**Goal:** Could you write out the records below exactly as they appear, leaving out any pictures?

**Given records:**
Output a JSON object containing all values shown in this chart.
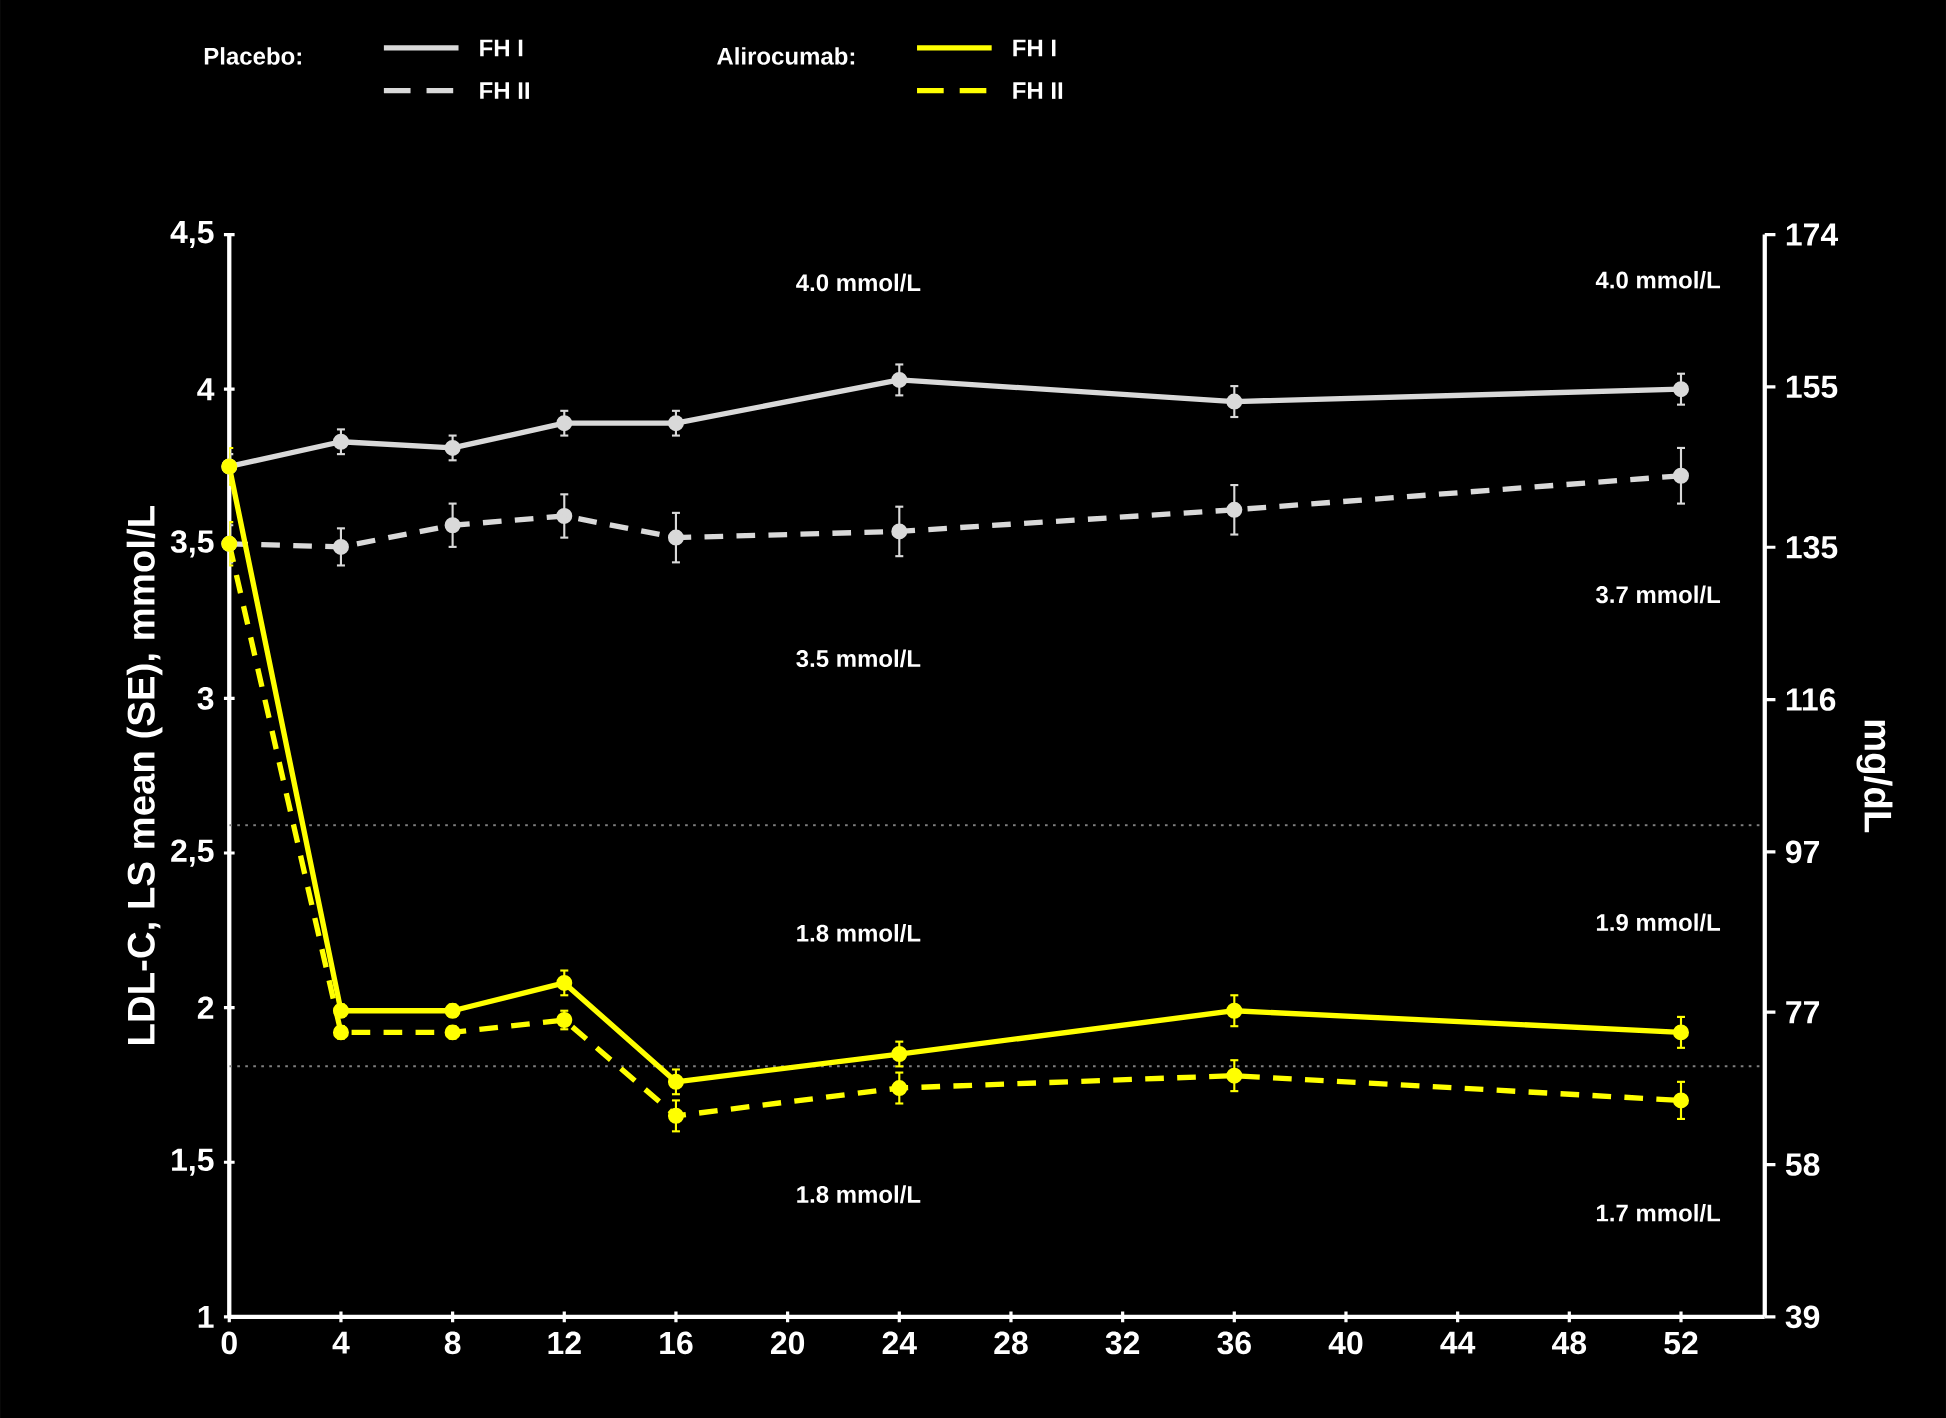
{
  "chart_data": {
    "type": "line",
    "ylabel": "LDL-C, LS mean (SE), mmol/L",
    "y2label": "mg/dL",
    "x": [
      0,
      4,
      8,
      12,
      16,
      24,
      36,
      52
    ],
    "xlim": [
      0,
      55
    ],
    "xticks": [
      0,
      4,
      8,
      12,
      16,
      20,
      24,
      28,
      32,
      36,
      40,
      44,
      48,
      52
    ],
    "ylim": [
      1,
      4.5
    ],
    "yticks": [
      {
        "value": 1,
        "label": "1"
      },
      {
        "value": 1.5,
        "label": "1,5"
      },
      {
        "value": 2,
        "label": "2"
      },
      {
        "value": 2.5,
        "label": "2,5"
      },
      {
        "value": 3,
        "label": "3"
      },
      {
        "value": 3.5,
        "label": "3,5"
      },
      {
        "value": 4,
        "label": "4"
      },
      {
        "value": 4.5,
        "label": "4,5"
      }
    ],
    "y2lim": [
      39,
      174
    ],
    "y2ticks": [
      39,
      58,
      77,
      97,
      116,
      135,
      155,
      174
    ],
    "marker": "circle",
    "grid": false,
    "legend": "top",
    "series": [
      {
        "name": "FH I",
        "color": "#d9d9d9",
        "line_style": "solid",
        "values": [
          3.75,
          3.83,
          3.81,
          3.89,
          3.89,
          4.03,
          3.96,
          4.0
        ],
        "errors": [
          0.04,
          0.04,
          0.04,
          0.04,
          0.04,
          0.05,
          0.05,
          0.05
        ]
      },
      {
        "name": "FH II",
        "color": "#d9d9d9",
        "line_style": "dashed",
        "values": [
          3.5,
          3.49,
          3.56,
          3.59,
          3.52,
          3.54,
          3.61,
          3.72
        ],
        "errors": [
          0.06,
          0.06,
          0.07,
          0.07,
          0.08,
          0.08,
          0.08,
          0.09
        ]
      },
      {
        "name": "FH I",
        "color": "#ffff00",
        "line_style": "solid",
        "values": [
          3.75,
          1.99,
          1.99,
          2.08,
          1.76,
          1.85,
          1.99,
          1.92
        ],
        "errors": [
          0.06,
          0.02,
          0.02,
          0.04,
          0.04,
          0.04,
          0.05,
          0.05
        ]
      },
      {
        "name": "FH II",
        "color": "#ffff00",
        "line_style": "dashed",
        "values": [
          3.5,
          1.92,
          1.92,
          1.96,
          1.65,
          1.74,
          1.78,
          1.7
        ],
        "errors": [
          0.07,
          0.02,
          0.02,
          0.03,
          0.05,
          0.05,
          0.05,
          0.06
        ]
      }
    ],
    "ref_lines": [
      {
        "axis": "y",
        "value": 2.59,
        "color": "#808080",
        "line_style": "dotted"
      },
      {
        "axis": "y",
        "value": 1.81,
        "color": "#808080",
        "line_style": "dotted"
      }
    ],
    "annotations": [
      "Placebo:",
      "Alirocumab:",
      "4.0 mmol/L",
      "3.5 mmol/L",
      "1.8 mmol/L",
      "1.8 mmol/L",
      "4.0 mmol/L",
      "3.7 mmol/L",
      "1.9 mmol/L",
      "1.7 mmol/L"
    ]
  }
}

**Response for this exercise:**
Output a JSON object containing all values shown in this chart.
{
  "chart_data": {
    "type": "line",
    "ylabel": "LDL-C, LS mean (SE), mmol/L",
    "y2label": "mg/dL",
    "x": [
      0,
      4,
      8,
      12,
      16,
      24,
      36,
      52
    ],
    "xlim": [
      0,
      55
    ],
    "xticks": [
      0,
      4,
      8,
      12,
      16,
      20,
      24,
      28,
      32,
      36,
      40,
      44,
      48,
      52
    ],
    "ylim": [
      1,
      4.5
    ],
    "yticks": [
      {
        "value": 1,
        "label": "1"
      },
      {
        "value": 1.5,
        "label": "1,5"
      },
      {
        "value": 2,
        "label": "2"
      },
      {
        "value": 2.5,
        "label": "2,5"
      },
      {
        "value": 3,
        "label": "3"
      },
      {
        "value": 3.5,
        "label": "3,5"
      },
      {
        "value": 4,
        "label": "4"
      },
      {
        "value": 4.5,
        "label": "4,5"
      }
    ],
    "y2lim": [
      39,
      174
    ],
    "y2ticks": [
      39,
      58,
      77,
      97,
      116,
      135,
      155,
      174
    ],
    "marker": "circle",
    "grid": false,
    "legend": "top",
    "series": [
      {
        "name": "FH I",
        "color": "#d9d9d9",
        "line_style": "solid",
        "values": [
          3.75,
          3.83,
          3.81,
          3.89,
          3.89,
          4.03,
          3.96,
          4.0
        ],
        "errors": [
          0.04,
          0.04,
          0.04,
          0.04,
          0.04,
          0.05,
          0.05,
          0.05
        ]
      },
      {
        "name": "FH II",
        "color": "#d9d9d9",
        "line_style": "dashed",
        "values": [
          3.5,
          3.49,
          3.56,
          3.59,
          3.52,
          3.54,
          3.61,
          3.72
        ],
        "errors": [
          0.06,
          0.06,
          0.07,
          0.07,
          0.08,
          0.08,
          0.08,
          0.09
        ]
      },
      {
        "name": "FH I",
        "color": "#ffff00",
        "line_style": "solid",
        "values": [
          3.75,
          1.99,
          1.99,
          2.08,
          1.76,
          1.85,
          1.99,
          1.92
        ],
        "errors": [
          0.06,
          0.02,
          0.02,
          0.04,
          0.04,
          0.04,
          0.05,
          0.05
        ]
      },
      {
        "name": "FH II",
        "color": "#ffff00",
        "line_style": "dashed",
        "values": [
          3.5,
          1.92,
          1.92,
          1.96,
          1.65,
          1.74,
          1.78,
          1.7
        ],
        "errors": [
          0.07,
          0.02,
          0.02,
          0.03,
          0.05,
          0.05,
          0.05,
          0.06
        ]
      }
    ],
    "ref_lines": [
      {
        "axis": "y",
        "value": 2.59,
        "color": "#808080",
        "line_style": "dotted"
      },
      {
        "axis": "y",
        "value": 1.81,
        "color": "#808080",
        "line_style": "dotted"
      }
    ],
    "annotations": [
      "Placebo:",
      "Alirocumab:",
      "4.0 mmol/L",
      "3.5 mmol/L",
      "1.8 mmol/L",
      "1.8 mmol/L",
      "4.0 mmol/L",
      "3.7 mmol/L",
      "1.9 mmol/L",
      "1.7 mmol/L"
    ]
  }
}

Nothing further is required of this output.